#### Task prompt:
Copy out the complete listing, word for word.

#### Supplied records:
-----

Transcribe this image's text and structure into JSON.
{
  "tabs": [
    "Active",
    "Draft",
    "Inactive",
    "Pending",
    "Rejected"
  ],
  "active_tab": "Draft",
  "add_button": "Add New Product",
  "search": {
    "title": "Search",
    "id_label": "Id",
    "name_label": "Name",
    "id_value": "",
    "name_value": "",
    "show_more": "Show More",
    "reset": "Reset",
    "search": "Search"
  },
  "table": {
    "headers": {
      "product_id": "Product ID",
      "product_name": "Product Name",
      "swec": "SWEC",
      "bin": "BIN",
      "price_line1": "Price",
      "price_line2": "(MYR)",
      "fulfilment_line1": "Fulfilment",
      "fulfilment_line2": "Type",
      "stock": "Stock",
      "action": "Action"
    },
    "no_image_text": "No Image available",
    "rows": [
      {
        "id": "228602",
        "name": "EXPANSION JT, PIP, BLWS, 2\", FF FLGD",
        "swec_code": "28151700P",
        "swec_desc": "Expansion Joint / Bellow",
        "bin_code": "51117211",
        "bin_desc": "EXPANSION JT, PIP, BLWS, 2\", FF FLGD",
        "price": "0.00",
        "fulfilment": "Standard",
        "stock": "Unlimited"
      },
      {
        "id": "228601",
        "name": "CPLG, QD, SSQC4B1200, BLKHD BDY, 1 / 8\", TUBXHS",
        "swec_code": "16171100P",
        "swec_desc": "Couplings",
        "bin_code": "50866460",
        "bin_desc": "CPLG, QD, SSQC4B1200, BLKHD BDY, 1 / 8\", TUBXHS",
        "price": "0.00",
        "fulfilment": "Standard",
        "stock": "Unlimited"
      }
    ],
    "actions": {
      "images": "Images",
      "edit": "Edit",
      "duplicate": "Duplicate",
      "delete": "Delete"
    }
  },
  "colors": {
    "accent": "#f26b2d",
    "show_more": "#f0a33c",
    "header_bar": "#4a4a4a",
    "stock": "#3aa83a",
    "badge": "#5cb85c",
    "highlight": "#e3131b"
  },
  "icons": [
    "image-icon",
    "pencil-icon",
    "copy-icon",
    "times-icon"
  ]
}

-----

#### Solution for this exercise:
Transcribe this image's text and structure into JSON.
{
  "tabs": [
    "Active",
    "Draft",
    "Inactive",
    "Pending",
    "Rejected"
  ],
  "active_tab": "Draft",
  "add_button": "Add New Product",
  "search": {
    "title": "Search",
    "id_label": "Id",
    "name_label": "Name",
    "id_value": "",
    "name_value": "",
    "show_more": "Show More",
    "reset": "Reset",
    "search": "Search"
  },
  "table": {
    "headers": {
      "product_id": "Product ID",
      "product_name": "Product Name",
      "swec": "SWEC",
      "bin": "BIN",
      "price_line1": "Price",
      "price_line2": "(MYR)",
      "fulfilment_line1": "Fulfilment",
      "fulfilment_line2": "Type",
      "stock": "Stock",
      "action": "Action"
    },
    "no_image_text": "No Image available",
    "rows": [
      {
        "id": "228602",
        "name": "EXPANSION JT, PIP, BLWS, 2\", FF FLGD",
        "swec_code": "28151700P",
        "swec_desc": "Expansion Joint / Bellow",
        "bin_code": "51117211",
        "bin_desc": "EXPANSION JT, PIP, BLWS, 2\", FF FLGD",
        "price": "0.00",
        "fulfilment": "Standard",
        "stock": "Unlimited"
      },
      {
        "id": "228601",
        "name": "CPLG, QD, SSQC4B1200, BLKHD BDY, 1 / 8\", TUBXHS",
        "swec_code": "16171100P",
        "swec_desc": "Couplings",
        "bin_code": "50866460",
        "bin_desc": "CPLG, QD, SSQC4B1200, BLKHD BDY, 1 / 8\", TUBXHS",
        "price": "0.00",
        "fulfilment": "Standard",
        "stock": "Unlimited"
      }
    ],
    "actions": {
      "images": "Images",
      "edit": "Edit",
      "duplicate": "Duplicate",
      "delete": "Delete"
    }
  },
  "colors": {
    "accent": "#f26b2d",
    "show_more": "#f0a33c",
    "header_bar": "#4a4a4a",
    "stock": "#3aa83a",
    "badge": "#5cb85c",
    "highlight": "#e3131b"
  },
  "icons": [
    "image-icon",
    "pencil-icon",
    "copy-icon",
    "times-icon"
  ]
}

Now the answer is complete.